## Do this
Transcribe only the part of the listing below that begins at the line containing "Parse this screenshot: output" and runs to its final line, keeping both ends.

──────────────────────────────

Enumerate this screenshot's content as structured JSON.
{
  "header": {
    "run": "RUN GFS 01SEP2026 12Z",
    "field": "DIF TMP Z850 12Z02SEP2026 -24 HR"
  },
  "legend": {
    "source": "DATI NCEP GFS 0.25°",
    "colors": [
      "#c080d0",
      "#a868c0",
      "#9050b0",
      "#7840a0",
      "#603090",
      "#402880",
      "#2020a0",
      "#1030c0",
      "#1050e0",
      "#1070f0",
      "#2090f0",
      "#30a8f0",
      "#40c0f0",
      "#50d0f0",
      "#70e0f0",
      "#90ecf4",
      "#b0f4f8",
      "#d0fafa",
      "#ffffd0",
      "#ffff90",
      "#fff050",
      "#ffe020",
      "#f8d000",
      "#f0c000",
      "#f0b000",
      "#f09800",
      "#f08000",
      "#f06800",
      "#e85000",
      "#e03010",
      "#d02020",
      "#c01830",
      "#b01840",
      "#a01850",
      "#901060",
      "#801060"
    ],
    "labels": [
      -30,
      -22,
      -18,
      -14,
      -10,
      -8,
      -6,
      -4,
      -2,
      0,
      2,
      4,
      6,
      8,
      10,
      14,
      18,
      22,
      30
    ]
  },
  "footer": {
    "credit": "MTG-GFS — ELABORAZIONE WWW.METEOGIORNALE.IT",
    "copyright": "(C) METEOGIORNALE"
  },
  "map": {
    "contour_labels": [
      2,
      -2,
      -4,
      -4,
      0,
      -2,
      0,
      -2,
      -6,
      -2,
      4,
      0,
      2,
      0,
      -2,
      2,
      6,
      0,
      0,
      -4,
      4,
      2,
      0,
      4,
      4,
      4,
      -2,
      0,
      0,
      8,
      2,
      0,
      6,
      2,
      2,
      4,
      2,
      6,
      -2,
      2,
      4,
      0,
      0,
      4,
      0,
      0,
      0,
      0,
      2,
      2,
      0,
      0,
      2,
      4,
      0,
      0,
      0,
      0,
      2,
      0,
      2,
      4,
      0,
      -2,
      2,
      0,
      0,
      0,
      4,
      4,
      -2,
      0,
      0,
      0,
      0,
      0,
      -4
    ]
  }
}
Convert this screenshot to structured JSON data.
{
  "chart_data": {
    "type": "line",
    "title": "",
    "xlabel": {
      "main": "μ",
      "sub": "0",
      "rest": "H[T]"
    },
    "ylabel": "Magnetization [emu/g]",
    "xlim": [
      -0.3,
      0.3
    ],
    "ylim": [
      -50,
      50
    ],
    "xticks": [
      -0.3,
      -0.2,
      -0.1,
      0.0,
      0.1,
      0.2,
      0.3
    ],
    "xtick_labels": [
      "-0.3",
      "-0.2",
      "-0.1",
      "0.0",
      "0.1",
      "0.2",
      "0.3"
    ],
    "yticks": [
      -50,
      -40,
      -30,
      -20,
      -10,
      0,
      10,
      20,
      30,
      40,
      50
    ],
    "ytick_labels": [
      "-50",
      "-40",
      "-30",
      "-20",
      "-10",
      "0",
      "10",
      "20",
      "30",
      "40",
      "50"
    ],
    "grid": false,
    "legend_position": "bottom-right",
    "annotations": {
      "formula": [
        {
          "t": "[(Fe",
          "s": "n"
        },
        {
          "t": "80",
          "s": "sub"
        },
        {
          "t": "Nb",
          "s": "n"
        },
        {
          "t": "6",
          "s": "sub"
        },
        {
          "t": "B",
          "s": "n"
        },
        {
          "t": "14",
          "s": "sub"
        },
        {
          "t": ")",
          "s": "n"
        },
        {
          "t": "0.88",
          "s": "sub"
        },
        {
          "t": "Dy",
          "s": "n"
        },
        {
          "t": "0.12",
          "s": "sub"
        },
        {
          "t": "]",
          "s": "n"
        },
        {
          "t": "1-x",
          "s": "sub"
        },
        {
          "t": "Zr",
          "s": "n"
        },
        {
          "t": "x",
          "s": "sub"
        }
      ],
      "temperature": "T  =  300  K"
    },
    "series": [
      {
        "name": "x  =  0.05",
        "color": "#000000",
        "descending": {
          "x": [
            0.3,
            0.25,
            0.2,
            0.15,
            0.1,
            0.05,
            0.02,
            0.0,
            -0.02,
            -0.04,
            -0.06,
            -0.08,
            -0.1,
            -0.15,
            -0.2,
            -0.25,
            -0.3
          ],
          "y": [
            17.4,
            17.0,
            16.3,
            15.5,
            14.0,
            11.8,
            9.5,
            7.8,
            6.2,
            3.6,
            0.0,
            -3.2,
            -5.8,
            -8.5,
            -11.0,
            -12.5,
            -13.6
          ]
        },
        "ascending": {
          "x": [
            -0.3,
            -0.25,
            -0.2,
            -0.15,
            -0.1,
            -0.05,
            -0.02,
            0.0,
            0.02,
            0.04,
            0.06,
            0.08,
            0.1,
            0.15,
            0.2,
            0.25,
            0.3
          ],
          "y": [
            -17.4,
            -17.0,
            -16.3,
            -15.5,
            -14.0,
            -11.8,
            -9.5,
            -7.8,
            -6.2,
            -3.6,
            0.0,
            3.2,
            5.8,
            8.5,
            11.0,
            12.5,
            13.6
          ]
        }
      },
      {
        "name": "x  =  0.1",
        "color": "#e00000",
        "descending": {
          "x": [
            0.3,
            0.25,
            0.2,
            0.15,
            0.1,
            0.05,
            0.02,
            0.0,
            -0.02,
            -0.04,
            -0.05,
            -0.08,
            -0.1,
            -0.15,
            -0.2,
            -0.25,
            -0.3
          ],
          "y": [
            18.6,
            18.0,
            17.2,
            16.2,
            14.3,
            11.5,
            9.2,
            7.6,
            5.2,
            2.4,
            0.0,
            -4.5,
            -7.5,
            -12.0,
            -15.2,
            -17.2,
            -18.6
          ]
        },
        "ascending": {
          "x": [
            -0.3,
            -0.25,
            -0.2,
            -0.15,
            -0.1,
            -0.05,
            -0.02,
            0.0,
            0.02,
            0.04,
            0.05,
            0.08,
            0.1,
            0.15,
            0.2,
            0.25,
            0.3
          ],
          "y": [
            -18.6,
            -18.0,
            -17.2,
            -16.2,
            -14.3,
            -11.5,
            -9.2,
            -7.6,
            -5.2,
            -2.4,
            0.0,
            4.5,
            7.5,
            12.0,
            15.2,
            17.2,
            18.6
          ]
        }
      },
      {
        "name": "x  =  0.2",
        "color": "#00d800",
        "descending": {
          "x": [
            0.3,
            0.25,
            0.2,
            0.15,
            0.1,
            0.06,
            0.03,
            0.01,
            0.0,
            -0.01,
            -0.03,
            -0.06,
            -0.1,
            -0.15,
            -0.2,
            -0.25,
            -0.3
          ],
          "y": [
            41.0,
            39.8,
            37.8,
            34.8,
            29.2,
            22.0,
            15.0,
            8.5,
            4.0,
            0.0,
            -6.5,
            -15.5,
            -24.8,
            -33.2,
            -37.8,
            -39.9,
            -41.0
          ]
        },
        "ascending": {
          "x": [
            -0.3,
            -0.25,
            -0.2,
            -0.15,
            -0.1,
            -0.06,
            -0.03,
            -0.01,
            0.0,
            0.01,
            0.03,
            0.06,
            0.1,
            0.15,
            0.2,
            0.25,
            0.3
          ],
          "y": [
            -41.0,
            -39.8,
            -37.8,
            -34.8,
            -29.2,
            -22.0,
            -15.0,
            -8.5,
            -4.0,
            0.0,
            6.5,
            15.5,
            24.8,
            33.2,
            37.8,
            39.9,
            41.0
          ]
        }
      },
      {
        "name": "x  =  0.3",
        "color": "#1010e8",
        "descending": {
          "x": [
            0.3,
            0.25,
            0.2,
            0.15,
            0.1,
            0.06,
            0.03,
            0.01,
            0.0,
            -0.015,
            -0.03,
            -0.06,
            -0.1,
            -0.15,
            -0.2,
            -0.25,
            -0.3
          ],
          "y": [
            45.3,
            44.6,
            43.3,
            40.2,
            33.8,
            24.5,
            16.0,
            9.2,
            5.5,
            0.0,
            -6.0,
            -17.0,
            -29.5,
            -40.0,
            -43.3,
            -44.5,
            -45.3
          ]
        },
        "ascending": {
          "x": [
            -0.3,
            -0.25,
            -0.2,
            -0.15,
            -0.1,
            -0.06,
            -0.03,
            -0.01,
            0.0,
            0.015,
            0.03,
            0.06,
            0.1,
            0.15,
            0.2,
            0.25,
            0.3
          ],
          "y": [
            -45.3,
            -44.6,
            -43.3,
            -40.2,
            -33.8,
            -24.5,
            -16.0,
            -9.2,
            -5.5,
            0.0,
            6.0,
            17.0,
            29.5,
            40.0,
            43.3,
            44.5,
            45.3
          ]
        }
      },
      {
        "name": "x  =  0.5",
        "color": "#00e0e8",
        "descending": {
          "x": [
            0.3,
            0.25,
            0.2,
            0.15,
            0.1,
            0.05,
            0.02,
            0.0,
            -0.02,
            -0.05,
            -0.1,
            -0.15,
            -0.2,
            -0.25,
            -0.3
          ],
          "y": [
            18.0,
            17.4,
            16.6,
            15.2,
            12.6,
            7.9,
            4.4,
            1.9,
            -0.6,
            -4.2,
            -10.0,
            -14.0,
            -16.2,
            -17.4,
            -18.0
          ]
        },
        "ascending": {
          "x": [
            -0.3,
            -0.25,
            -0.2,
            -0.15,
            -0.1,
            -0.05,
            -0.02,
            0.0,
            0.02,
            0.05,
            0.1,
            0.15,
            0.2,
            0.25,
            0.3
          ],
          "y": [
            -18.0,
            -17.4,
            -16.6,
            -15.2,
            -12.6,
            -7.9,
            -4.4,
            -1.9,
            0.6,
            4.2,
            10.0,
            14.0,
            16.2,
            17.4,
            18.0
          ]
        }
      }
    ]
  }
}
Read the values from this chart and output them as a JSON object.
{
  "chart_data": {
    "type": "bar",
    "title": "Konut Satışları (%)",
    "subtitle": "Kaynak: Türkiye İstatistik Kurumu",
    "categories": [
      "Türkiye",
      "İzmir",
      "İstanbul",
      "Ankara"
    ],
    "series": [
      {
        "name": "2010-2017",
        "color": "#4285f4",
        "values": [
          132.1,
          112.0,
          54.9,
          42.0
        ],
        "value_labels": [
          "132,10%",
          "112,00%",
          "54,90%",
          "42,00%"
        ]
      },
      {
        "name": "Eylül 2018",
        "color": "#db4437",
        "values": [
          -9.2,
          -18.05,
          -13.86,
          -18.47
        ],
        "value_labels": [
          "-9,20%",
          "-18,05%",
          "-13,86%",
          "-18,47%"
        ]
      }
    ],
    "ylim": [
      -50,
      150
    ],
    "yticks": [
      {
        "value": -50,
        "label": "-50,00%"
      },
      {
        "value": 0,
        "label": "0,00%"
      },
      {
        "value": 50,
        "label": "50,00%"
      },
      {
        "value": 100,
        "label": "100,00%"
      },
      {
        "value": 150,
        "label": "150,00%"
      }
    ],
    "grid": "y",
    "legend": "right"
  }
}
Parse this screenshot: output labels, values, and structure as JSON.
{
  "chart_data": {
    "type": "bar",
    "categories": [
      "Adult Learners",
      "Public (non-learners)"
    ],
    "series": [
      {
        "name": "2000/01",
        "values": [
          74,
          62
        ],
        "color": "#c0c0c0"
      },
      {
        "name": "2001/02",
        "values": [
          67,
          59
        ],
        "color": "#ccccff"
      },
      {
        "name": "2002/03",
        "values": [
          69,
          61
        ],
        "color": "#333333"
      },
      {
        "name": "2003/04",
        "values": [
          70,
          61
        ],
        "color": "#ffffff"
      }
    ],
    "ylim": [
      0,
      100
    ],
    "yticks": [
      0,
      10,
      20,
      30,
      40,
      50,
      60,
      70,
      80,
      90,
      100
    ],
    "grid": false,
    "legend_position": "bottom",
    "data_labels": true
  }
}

──────────────────────────────

## Result
Parse this screenshot: output labels, values, and structure as JSON.
{
  "chart_data": {
    "type": "bar",
    "categories": [
      "Adult Learners",
      "Public (non-learners)"
    ],
    "series": [
      {
        "name": "2000/01",
        "values": [
          74,
          62
        ],
        "color": "#c0c0c0"
      },
      {
        "name": "2001/02",
        "values": [
          67,
          59
        ],
        "color": "#ccccff"
      },
      {
        "name": "2002/03",
        "values": [
          69,
          61
        ],
        "color": "#333333"
      },
      {
        "name": "2003/04",
        "values": [
          70,
          61
        ],
        "color": "#ffffff"
      }
    ],
    "ylim": [
      0,
      100
    ],
    "yticks": [
      0,
      10,
      20,
      30,
      40,
      50,
      60,
      70,
      80,
      90,
      100
    ],
    "grid": false,
    "legend_position": "bottom",
    "data_labels": true
  }
}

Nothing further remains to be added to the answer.